WHAT THIS TASK INVOLVES: Copy only this range: the line with "Give me a plain-text" through the final line of the material, inclusive at both ends.

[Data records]
==*==

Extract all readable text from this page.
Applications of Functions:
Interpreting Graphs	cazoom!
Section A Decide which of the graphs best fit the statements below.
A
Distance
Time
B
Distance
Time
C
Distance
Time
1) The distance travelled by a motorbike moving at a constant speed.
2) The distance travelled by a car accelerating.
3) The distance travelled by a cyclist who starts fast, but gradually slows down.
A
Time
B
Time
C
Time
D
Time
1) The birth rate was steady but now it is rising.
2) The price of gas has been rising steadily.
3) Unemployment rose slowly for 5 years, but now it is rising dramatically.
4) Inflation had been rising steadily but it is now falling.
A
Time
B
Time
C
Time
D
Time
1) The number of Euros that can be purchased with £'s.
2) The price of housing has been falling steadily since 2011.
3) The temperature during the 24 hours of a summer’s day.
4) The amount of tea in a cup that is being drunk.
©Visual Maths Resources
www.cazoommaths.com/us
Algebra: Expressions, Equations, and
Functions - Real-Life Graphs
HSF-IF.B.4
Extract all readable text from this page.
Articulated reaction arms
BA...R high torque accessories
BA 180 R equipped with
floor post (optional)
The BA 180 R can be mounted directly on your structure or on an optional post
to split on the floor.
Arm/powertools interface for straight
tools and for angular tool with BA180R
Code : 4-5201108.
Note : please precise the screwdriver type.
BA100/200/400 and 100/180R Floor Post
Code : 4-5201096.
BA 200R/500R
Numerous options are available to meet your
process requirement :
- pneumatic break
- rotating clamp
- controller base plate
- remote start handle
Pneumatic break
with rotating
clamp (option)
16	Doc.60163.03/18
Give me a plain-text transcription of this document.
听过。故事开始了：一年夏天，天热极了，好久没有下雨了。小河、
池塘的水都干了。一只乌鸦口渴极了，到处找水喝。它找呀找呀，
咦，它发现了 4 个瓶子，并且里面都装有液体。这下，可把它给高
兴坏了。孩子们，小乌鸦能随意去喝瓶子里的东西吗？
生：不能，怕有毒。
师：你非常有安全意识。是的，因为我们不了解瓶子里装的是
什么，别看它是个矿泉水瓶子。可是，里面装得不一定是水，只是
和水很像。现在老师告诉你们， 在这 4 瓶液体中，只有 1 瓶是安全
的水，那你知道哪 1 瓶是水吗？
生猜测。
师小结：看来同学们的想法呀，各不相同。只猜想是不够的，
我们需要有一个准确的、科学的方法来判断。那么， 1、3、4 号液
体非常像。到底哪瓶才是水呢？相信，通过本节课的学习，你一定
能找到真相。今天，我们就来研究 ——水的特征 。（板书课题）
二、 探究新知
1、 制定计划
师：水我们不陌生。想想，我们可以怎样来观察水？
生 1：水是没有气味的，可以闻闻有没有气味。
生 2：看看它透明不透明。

==*==

ANSWER TO THIS TASK:
Give me a plain-text transcription of this document.
听过。故事开始了：一年夏天，天热极了，好久没有下雨了。小河、
池塘的水都干了。一只乌鸦口渴极了，到处找水喝。它找呀找呀，
咦，它发现了 4 个瓶子，并且里面都装有液体。这下，可把它给高
兴坏了。孩子们，小乌鸦能随意去喝瓶子里的东西吗？
生：不能，怕有毒。
师：你非常有安全意识。是的，因为我们不了解瓶子里装的是
什么，别看它是个矿泉水瓶子。可是，里面装得不一定是水，只是
和水很像。现在老师告诉你们， 在这 4 瓶液体中，只有 1 瓶是安全
的水，那你知道哪 1 瓶是水吗？
生猜测。
师小结：看来同学们的想法呀，各不相同。只猜想是不够的，
我们需要有一个准确的、科学的方法来判断。那么， 1、3、4 号液
体非常像。到底哪瓶才是水呢？相信，通过本节课的学习，你一定
能找到真相。今天，我们就来研究 ——水的特征 。（板书课题）
二、 探究新知
1、 制定计划
师：水我们不陌生。想想，我们可以怎样来观察水？
生 1：水是没有气味的，可以闻闻有没有气味。
生 2：看看它透明不透明。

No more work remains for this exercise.